* [Data records]
☆ ☆ ☆ ☆ ☆ ☆ ☆

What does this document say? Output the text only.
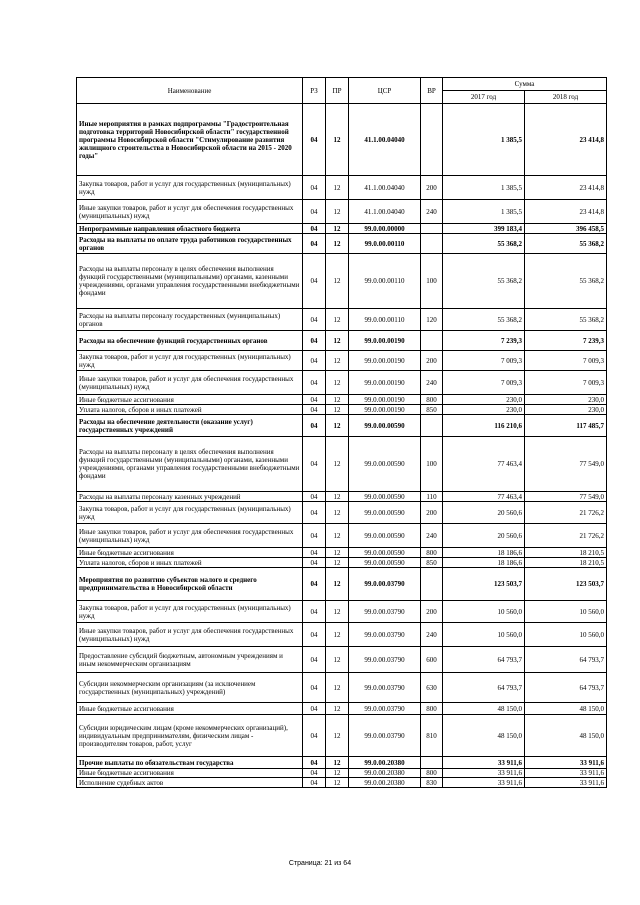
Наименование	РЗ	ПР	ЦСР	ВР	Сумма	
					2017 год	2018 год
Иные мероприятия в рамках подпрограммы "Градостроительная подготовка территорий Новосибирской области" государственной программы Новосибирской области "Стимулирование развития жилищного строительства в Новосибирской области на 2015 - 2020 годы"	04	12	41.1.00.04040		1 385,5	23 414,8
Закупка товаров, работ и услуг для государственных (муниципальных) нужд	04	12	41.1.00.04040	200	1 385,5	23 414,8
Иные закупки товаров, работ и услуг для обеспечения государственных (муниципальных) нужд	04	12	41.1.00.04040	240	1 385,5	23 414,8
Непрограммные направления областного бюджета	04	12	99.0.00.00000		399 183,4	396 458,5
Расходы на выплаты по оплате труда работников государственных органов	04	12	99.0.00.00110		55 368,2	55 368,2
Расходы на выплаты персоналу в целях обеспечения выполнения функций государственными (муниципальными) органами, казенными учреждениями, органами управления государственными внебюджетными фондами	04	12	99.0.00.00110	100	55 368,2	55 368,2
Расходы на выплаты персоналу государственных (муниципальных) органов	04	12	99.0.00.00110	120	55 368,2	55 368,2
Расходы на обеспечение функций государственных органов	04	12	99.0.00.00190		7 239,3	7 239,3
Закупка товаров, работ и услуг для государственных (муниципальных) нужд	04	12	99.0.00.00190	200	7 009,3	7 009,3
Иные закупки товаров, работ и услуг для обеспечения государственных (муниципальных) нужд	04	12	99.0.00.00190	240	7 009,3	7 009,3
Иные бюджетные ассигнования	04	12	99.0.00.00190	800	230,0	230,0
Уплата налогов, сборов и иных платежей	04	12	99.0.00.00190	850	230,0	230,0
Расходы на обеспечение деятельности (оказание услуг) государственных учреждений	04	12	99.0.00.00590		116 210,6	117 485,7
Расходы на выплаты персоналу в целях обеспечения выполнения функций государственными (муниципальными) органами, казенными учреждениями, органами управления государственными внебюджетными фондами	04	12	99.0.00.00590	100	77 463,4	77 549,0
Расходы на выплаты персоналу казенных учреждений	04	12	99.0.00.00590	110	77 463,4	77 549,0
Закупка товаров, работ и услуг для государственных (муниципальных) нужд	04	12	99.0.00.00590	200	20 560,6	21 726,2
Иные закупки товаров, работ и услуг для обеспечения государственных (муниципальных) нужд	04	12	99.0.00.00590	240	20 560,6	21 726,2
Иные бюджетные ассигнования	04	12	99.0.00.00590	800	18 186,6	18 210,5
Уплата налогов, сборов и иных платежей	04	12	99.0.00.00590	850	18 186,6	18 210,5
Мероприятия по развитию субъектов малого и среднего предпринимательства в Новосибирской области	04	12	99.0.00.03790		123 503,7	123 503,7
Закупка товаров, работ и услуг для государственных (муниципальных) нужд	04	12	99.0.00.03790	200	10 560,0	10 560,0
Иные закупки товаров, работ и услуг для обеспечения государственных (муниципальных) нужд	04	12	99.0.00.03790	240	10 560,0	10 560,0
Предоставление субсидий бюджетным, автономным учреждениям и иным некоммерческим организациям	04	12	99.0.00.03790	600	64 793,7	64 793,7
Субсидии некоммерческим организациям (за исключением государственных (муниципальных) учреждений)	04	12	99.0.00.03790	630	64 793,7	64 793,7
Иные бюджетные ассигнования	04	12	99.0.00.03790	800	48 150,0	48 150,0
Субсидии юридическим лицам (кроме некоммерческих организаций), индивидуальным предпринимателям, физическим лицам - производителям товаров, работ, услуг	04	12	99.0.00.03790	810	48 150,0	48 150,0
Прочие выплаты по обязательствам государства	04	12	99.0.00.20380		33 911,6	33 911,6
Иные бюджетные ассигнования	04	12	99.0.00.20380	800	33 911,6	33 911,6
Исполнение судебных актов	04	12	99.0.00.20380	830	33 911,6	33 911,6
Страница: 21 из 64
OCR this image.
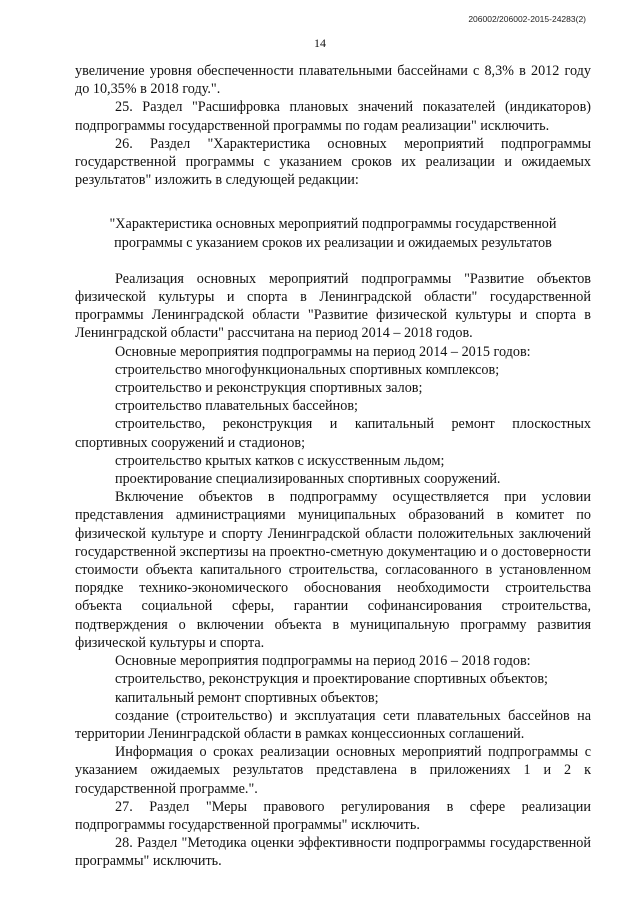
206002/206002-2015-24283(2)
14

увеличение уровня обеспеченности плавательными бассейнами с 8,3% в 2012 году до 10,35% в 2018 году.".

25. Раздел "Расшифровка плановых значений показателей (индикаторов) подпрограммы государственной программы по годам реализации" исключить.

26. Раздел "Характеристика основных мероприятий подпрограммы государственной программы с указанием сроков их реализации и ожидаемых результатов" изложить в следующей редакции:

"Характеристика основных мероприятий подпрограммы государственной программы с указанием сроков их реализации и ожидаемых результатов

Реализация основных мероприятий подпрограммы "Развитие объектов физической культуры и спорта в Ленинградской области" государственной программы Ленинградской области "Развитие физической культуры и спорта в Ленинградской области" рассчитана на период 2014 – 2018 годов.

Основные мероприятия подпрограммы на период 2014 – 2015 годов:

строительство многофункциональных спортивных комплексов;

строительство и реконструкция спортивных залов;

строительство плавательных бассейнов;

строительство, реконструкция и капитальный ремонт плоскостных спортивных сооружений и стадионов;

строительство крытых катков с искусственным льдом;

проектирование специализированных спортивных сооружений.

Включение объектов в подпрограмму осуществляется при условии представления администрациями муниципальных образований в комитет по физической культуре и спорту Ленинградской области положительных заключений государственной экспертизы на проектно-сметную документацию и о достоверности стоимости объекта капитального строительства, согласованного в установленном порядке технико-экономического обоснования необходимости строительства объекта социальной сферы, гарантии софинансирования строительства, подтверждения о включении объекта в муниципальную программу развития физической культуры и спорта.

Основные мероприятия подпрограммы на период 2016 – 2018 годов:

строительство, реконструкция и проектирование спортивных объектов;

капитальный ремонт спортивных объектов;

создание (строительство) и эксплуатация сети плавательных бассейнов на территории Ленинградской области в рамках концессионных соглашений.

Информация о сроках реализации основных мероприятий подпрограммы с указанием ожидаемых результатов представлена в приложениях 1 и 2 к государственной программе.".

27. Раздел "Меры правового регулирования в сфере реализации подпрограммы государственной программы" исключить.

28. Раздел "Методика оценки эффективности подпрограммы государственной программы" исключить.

☆ ☆ ☆ ☆ ☆ ☆ ☆

* [Written exercise]
List each line of the entries that holds the string "выплаты".

* [Written reply]
Расходы на выплаты по оплате труда работников государственных органов	04	12	99.0.00.00110		55 368,2	55 368,2
Расходы на выплаты персоналу в целях обеспечения выполнения функций государственными (муниципальными) органами, казенными учреждениями, органами управления государственными внебюджетными фондами	04	12	99.0.00.00110	100	55 368,2	55 368,2
Расходы на выплаты персоналу государственных (муниципальных) органов	04	12	99.0.00.00110	120	55 368,2	55 368,2
Расходы на выплаты персоналу в целях обеспечения выполнения функций государственными (муниципальными) органами, казенными учреждениями, органами управления государственными внебюджетными фондами	04	12	99.0.00.00590	100	77 463,4	77 549,0
Расходы на выплаты персоналу казенных учреждений	04	12	99.0.00.00590	110	77 463,4	77 549,0
Прочие выплаты по обязательствам государства	04	12	99.0.00.20380		33 911,6	33 911,6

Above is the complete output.